** Data records **
++++++++
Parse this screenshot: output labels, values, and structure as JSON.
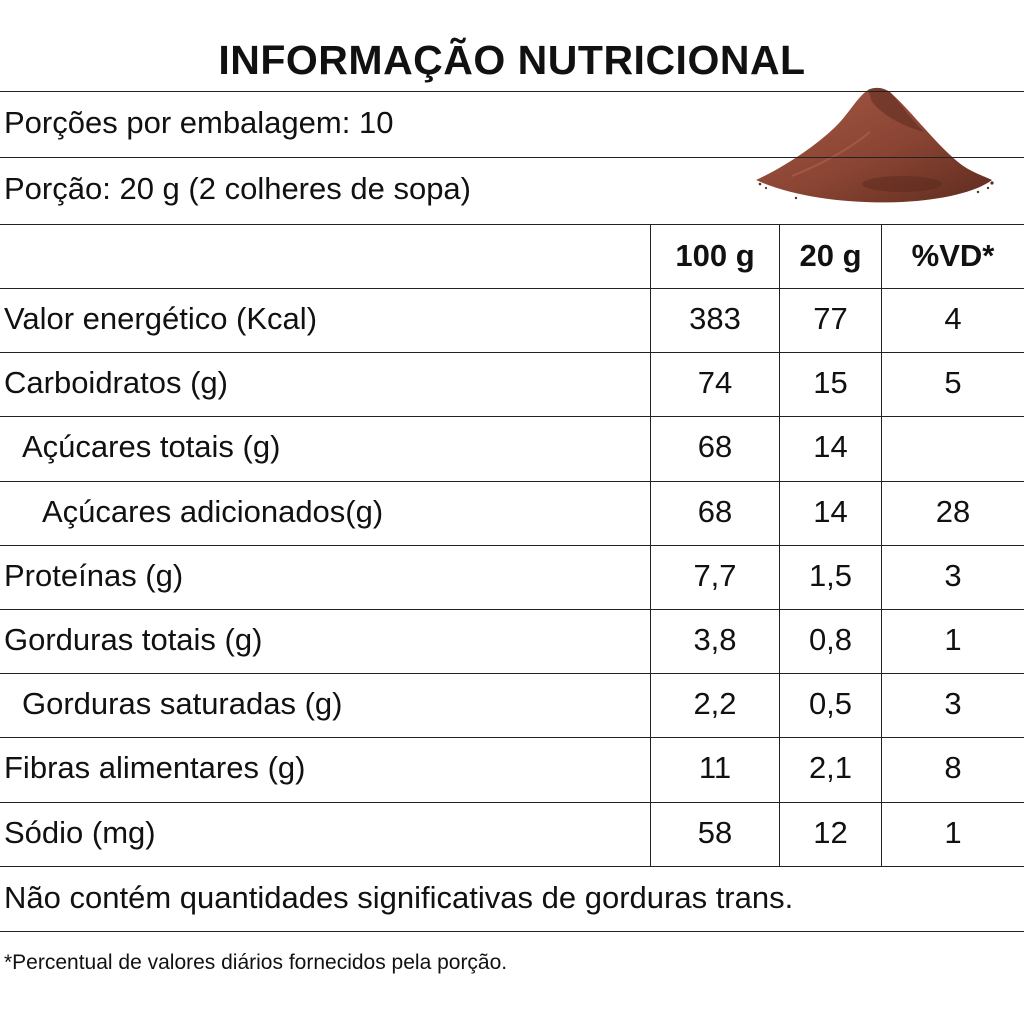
{
  "title": "INFORMAÇÃO NUTRICIONAL",
  "servings_per_package": "Porções por embalagem: 10",
  "serving_size": "Porção: 20 g (2 colheres de sopa)",
  "image_icon": "cocoa-powder-icon",
  "colors": {
    "powder_dark": "#5e2c1f",
    "powder_mid": "#8a4433",
    "powder_light": "#a65a45",
    "rule": "#222222"
  },
  "columns": [
    "100 g",
    "20 g",
    "%VD*"
  ],
  "rows": [
    {
      "label": "Valor energético (Kcal)",
      "indent": 0,
      "per100": "383",
      "per20": "77",
      "vd": "4"
    },
    {
      "label": "Carboidratos (g)",
      "indent": 0,
      "per100": "74",
      "per20": "15",
      "vd": "5"
    },
    {
      "label": "Açúcares totais (g)",
      "indent": 1,
      "per100": "68",
      "per20": "14",
      "vd": ""
    },
    {
      "label": "Açúcares adicionados(g)",
      "indent": 2,
      "per100": "68",
      "per20": "14",
      "vd": "28"
    },
    {
      "label": "Proteínas (g)",
      "indent": 0,
      "per100": "7,7",
      "per20": "1,5",
      "vd": "3"
    },
    {
      "label": "Gorduras totais (g)",
      "indent": 0,
      "per100": "3,8",
      "per20": "0,8",
      "vd": "1"
    },
    {
      "label": "Gorduras saturadas (g)",
      "indent": 1,
      "per100": "2,2",
      "per20": "0,5",
      "vd": "3"
    },
    {
      "label": "Fibras alimentares (g)",
      "indent": 0,
      "per100": "11",
      "per20": "2,1",
      "vd": "8"
    },
    {
      "label": "Sódio (mg)",
      "indent": 0,
      "per100": "58",
      "per20": "12",
      "vd": "1"
    }
  ],
  "trans_fat_note": "Não contém quantidades significativas de gorduras trans.",
  "footnote": "*Percentual de valores diários fornecidos pela porção."
}
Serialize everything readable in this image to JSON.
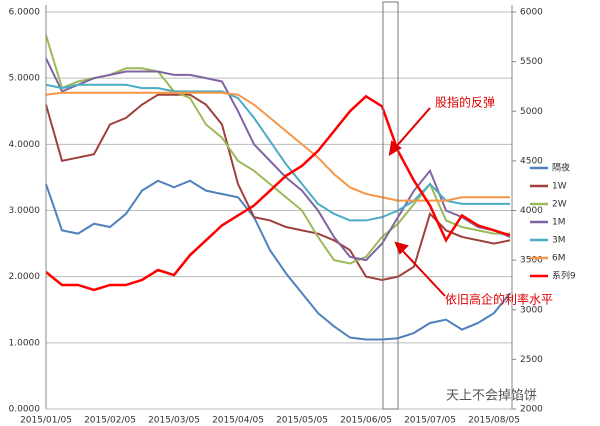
++++++++
Return the whole listing, word for word, and leave out every picture.

** Final result **
Parse this screenshot: output labels, values, and structure as JSON.
{
  "title": "INFORMAÇÃO NUTRICIONAL",
  "servings_per_package": "Porções por embalagem: 10",
  "serving_size": "Porção: 20 g (2 colheres de sopa)",
  "image_icon": "cocoa-powder-icon",
  "colors": {
    "powder_dark": "#5e2c1f",
    "powder_mid": "#8a4433",
    "powder_light": "#a65a45",
    "rule": "#222222"
  },
  "columns": [
    "100 g",
    "20 g",
    "%VD*"
  ],
  "rows": [
    {
      "label": "Valor energético (Kcal)",
      "indent": 0,
      "per100": "383",
      "per20": "77",
      "vd": "4"
    },
    {
      "label": "Carboidratos (g)",
      "indent": 0,
      "per100": "74",
      "per20": "15",
      "vd": "5"
    },
    {
      "label": "Açúcares totais (g)",
      "indent": 1,
      "per100": "68",
      "per20": "14",
      "vd": ""
    },
    {
      "label": "Açúcares adicionados(g)",
      "indent": 2,
      "per100": "68",
      "per20": "14",
      "vd": "28"
    },
    {
      "label": "Proteínas (g)",
      "indent": 0,
      "per100": "7,7",
      "per20": "1,5",
      "vd": "3"
    },
    {
      "label": "Gorduras totais (g)",
      "indent": 0,
      "per100": "3,8",
      "per20": "0,8",
      "vd": "1"
    },
    {
      "label": "Gorduras saturadas (g)",
      "indent": 1,
      "per100": "2,2",
      "per20": "0,5",
      "vd": "3"
    },
    {
      "label": "Fibras alimentares (g)",
      "indent": 0,
      "per100": "11",
      "per20": "2,1",
      "vd": "8"
    },
    {
      "label": "Sódio (mg)",
      "indent": 0,
      "per100": "58",
      "per20": "12",
      "vd": "1"
    }
  ],
  "trans_fat_note": "Não contém quantidades significativas de gorduras trans.",
  "footnote": "*Percentual de valores diários fornecidos pela porção."
}
Serialize everything readable in this image to JSON.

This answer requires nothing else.